#### [Reading passage]
+===+
(no subject)

  • From: <marc-veilleux@xxxxxxxxxxxx>
  • To: "Geocentric" <geocentrism@xxxxxxxxxxxxx>
  • Date: Fri, 15 Jun 2007 23:16:46 -0400

Seems like our Pope is heading in the right direction and will soon amend for 
the lies against Our Lady of Fatima done in the past years.

Christus Imperat,
Marc Veilleux


From:   http://www.fatima.org/news/newsviews/051607socci.asp
Special to the Fatima Center
       The Last Seer of Fatima, written by Vatican Secretary of State Cardinal 
Tarcisio Bertone, was published in Rome on May 10. The book was an intended 
refutation of Antonio Socci’s Il Quarto Segreto di Fatima (published in 
November 2006), in which Socci, an acclaimed author, presents hard evidence 
there exists a second text of the Third Secret of Fatima yet unpublished.
       Bertone’s book does not answer the questions posed by Socci and by 
others who have written about the probability of a second text of the Secret 
not yet revealed. Rather, the Cardinal resorts to personal attacks against 
Socci himself.
       On May 12, Antonio Socci issued a forceful response originally titled 
“Dear Cardinal Bertone: Who — Between You and I — is the one Who’s Lying and 
Knowing It? And Please Don’t Mention Masonry.” The article appeared in the May 
12 Libero as “Socci Destroys Bertone”.
       What follows is a summary of Socci’s rebuttal.
       Cardinal Bertone attempts to dismiss Socci’s claims as “mere 
fabrications” without giving any proof. Striking a new low, Bertone says that 
by putting forward the questions posed in his book, Socci is playing “the 
ancient game of Masonry to discredit the Church.”
       But Bertone, says Socci, ignores the evidence put forth in The Fourth 
Secret of Fatima, and simply calls Socci a liar. “Unfortunately”, says Socci, 
“he doesn’t show how and when I lied.” The truth of the matter is that Socci 
asked the Cardinal (to name just one of the questions) why in his commentary on 
the Third Secret published by the Vatican Bertone quotes a letter written by 
Sister Lucy, while at the same time he omits (without saying it), a decisive 
phrase that would have debunked his entire interpretation. Bertone give no 
explanation as to why he did this, but simply repeats the “modified” letter of 
Sister Lucy.
       Mr. Socci reiterates the “core of the dispute” is that the Vatican did 
not release the entire Third Secret in 2000. He reminds the reader that he had 
originally accepted the Vatican’s claim that it had been completely published, 
“but then I realized the facts said the opposite.” He pointed out the 
tremendous number of holes and contradictions contained in the official Vatican 
version.  Socci also states, as related in his book, that he had requested an 
interview with Cardinal Bertone to ask him these questions, but Socci’s request 
was never acknowledged.
+===+
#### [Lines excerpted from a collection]
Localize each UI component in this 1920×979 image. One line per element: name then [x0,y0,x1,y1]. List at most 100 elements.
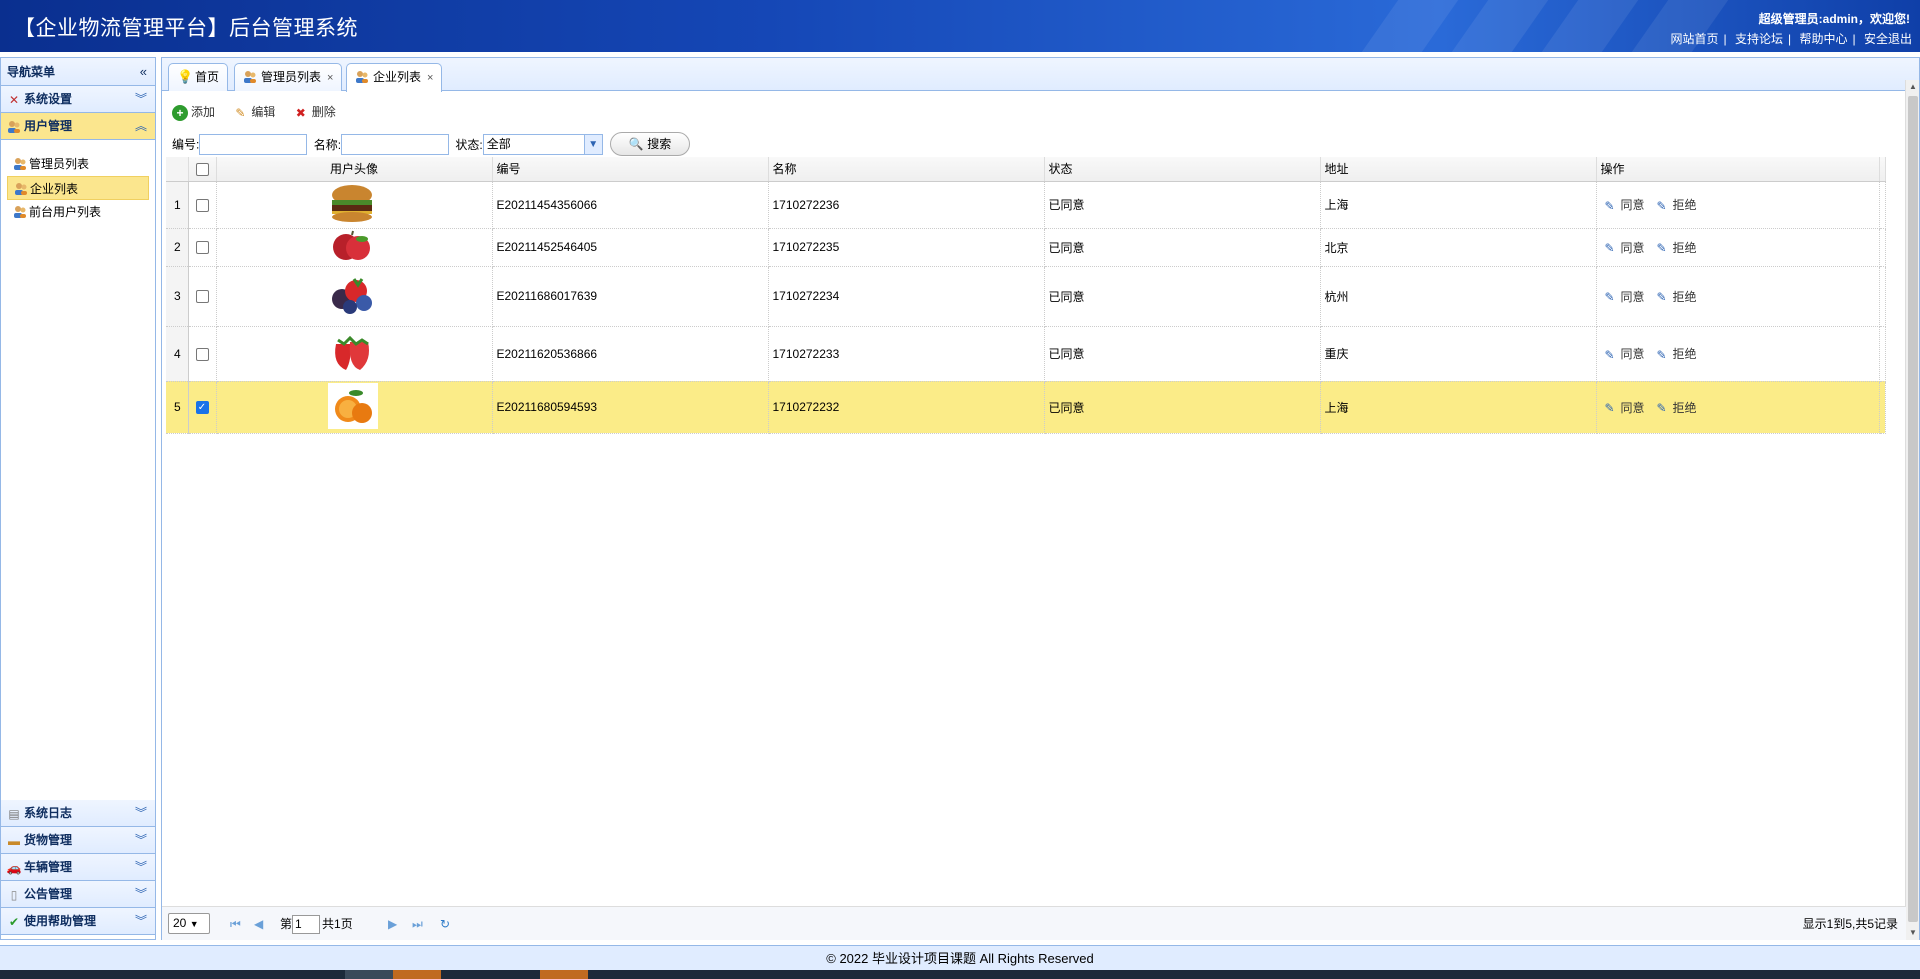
double-chevron-down-icon: ︾ [134,833,147,847]
status-cell: 已同意 [1044,228,1321,267]
row-checkbox[interactable] [195,290,209,304]
last-page-icon[interactable]: ⏭ [412,907,423,941]
name-cell: 1710272232 [768,381,1045,434]
help-link[interactable]: 帮助中心 [1800,32,1848,46]
select-all-checkbox[interactable] [195,162,209,176]
table-row[interactable]: 3 E20211686017639 1710272234 已同意 杭州 ✎ 同意 ✎ 拒绝 [166,266,1886,327]
double-chevron-down-icon: ︾ [134,860,147,874]
row-checkbox[interactable]: ✓ [195,401,209,415]
avatar [216,266,493,327]
footer: © 2022 毕业设计项目课题 All Rights Reserved [0,945,1920,970]
menu-goods-management[interactable]: ▬ 货物管理 ︾ [1,827,155,854]
edit-button[interactable]: ✎ 编辑 [232,100,275,124]
column-header[interactable]: 名称 [768,157,1045,182]
code-cell: E20211452546405 [492,228,769,267]
column-header[interactable]: 地址 [1320,157,1597,182]
row-number: 4 [166,326,189,382]
tab-home[interactable]: 💡 首页 [168,63,229,91]
menu-system-settings[interactable]: ✕ 系统设置 ︾ [1,86,155,113]
first-page-icon[interactable]: ⏮ [230,907,241,941]
tab-company-list[interactable]: 企业列表 × [346,63,443,92]
agree-button[interactable]: ✎ 同意 [1604,198,1645,213]
pencil-icon: ✎ [1604,198,1615,213]
tab-label: 企业列表 [373,70,422,84]
actions-cell: ✎ 同意 ✎ 拒绝 [1596,326,1880,382]
menu-notice-management[interactable]: ▯ 公告管理 ︾ [1,881,155,908]
next-page-icon[interactable]: ▶ [388,907,397,941]
row-checkbox[interactable] [195,241,209,255]
row-checkbox[interactable] [195,198,209,212]
tab-label: 管理员列表 [261,70,322,84]
delete-button[interactable]: ✖ 删除 [293,100,336,124]
menu-help-management[interactable]: ✔ 使用帮助管理 ︾ [1,908,155,935]
pagination-bar: 20 ▼ ⏮ ◀ 第共1页 ▶ ⏭ ↻ 显示1到5,共5记录 [162,906,1906,940]
code-label: 编号: [172,137,200,152]
prev-page-icon[interactable]: ◀ [254,907,263,941]
table-row[interactable]: 2 E20211452546405 1710272235 已同意 北京 ✎ 同意 ✎ 拒绝 [166,228,1886,267]
column-header[interactable]: 编号 [492,157,769,182]
row-checkbox[interactable] [195,347,209,361]
add-button[interactable]: + 添加 [172,100,215,124]
sidebar-item-label: 管理员列表 [29,157,90,171]
reject-button[interactable]: ✎ 拒绝 [1657,347,1697,362]
vertical-scrollbar[interactable]: ▲ ▼ [1905,80,1919,940]
pencil-icon: ✎ [1604,241,1615,256]
agree-button[interactable]: ✎ 同意 [1605,401,1645,416]
status-select[interactable]: 全部 ▼ [482,133,603,155]
bulb-icon: 💡 [177,69,194,84]
home-link[interactable]: 网站首页 [1671,32,1719,46]
double-chevron-down-icon: ︾ [134,92,147,106]
agree-button[interactable]: ✎ 同意 [1605,347,1645,362]
double-chevron-down-icon: ︾ [134,887,147,901]
scroll-down-icon[interactable]: ▼ [1906,926,1920,940]
code-input[interactable] [199,133,308,155]
page-input[interactable] [292,914,321,934]
sidebar-item-label: 企业列表 [30,182,79,196]
reject-button[interactable]: ✎ 拒绝 [1657,401,1697,416]
sidebar-title: 导航菜单 [7,65,56,79]
scroll-thumb[interactable] [1908,96,1918,922]
status-label: 状态: [455,137,483,152]
double-chevron-left-icon[interactable]: « [140,58,147,86]
users-icon [14,206,26,218]
tab-admin-list[interactable]: 管理员列表 × [234,63,343,91]
reject-button[interactable]: ✎ 拒绝 [1657,290,1697,305]
logout-link[interactable]: 安全退出 [1864,32,1912,46]
agree-button[interactable]: ✎ 同意 [1605,290,1645,305]
pencil-icon: ✎ [1656,241,1667,256]
address-cell: 北京 [1320,228,1597,267]
menu-user-management[interactable]: 用户管理 ︽ [1,113,155,140]
sidebar-item-company-list[interactable]: 企业列表 [7,176,149,200]
name-cell: 1710272234 [768,266,1045,327]
box-icon: ▬ [8,833,20,848]
document-icon: ▯ [10,887,18,902]
sidebar-item-admin-list[interactable]: 管理员列表 [7,152,149,176]
row-number: 1 [166,181,189,229]
close-icon[interactable]: × [427,72,433,84]
column-header[interactable]: 用户头像 [216,157,493,182]
name-input[interactable] [341,133,450,155]
chevron-down-icon: ▼ [583,134,602,154]
forum-link[interactable]: 支持论坛 [1735,32,1783,46]
sidebar-item-frontend-users[interactable]: 前台用户列表 [7,200,149,224]
column-header[interactable]: 状态 [1044,157,1321,182]
scroll-up-icon[interactable]: ▲ [1906,80,1920,94]
refresh-icon[interactable]: ↻ [440,907,450,941]
agree-button[interactable]: ✎ 同意 [1604,241,1645,256]
sidebar-header: 导航菜单 « [1,58,155,86]
page-size-select[interactable]: 20 ▼ [168,913,210,934]
search-button[interactable]: 🔍 搜索 [610,132,691,156]
code-cell: E20211454356066 [492,181,769,229]
avatar [216,181,493,229]
actions-cell: ✎ 同意 ✎ 拒绝 [1596,381,1880,434]
table-row[interactable]: 4 E20211620536866 1710272233 已同意 重庆 ✎ 同意 ✎ 拒绝 [166,326,1886,382]
column-header[interactable]: 操作 [1596,157,1880,182]
menu-system-log[interactable]: ▤ 系统日志 ︾ [1,800,155,827]
table-row[interactable]: 1 E20211454356066 1710272236 已同意 上海 ✎ 同意 ✎ 拒绝 [166,181,1886,229]
table-row[interactable]: 5 ✓ E20211680594593 1710272232 已同意 上海 ✎ 同意 ✎ 拒绝 [166,381,1886,434]
reject-button[interactable]: ✎ 拒绝 [1657,198,1697,213]
close-icon[interactable]: × [327,72,333,84]
company-table: 用户头像 编号 名称 状态 地址 操作 1 E20211454356066 1710… [166,157,1886,434]
menu-vehicle-management[interactable]: 🚗 车辆管理 ︾ [1,854,155,881]
reject-button[interactable]: ✎ 拒绝 [1656,241,1697,256]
+===+
#### [Aim]
Copy the article on the Third Secret of Fatima from "Bertone’s book does" up to and including "Socci himself.", switching "probability" to "likelihood". These lines are separate material and are unrelated to the article on the Third Secret of Fatima.

#### [Solution to the problem]
Bertone’s book does not answer the questions posed by Socci and by 
others who have written about the likelihood of a second text of the Secret 
not yet revealed. Rather, the Cardinal resorts to personal attacks against 
Socci himself.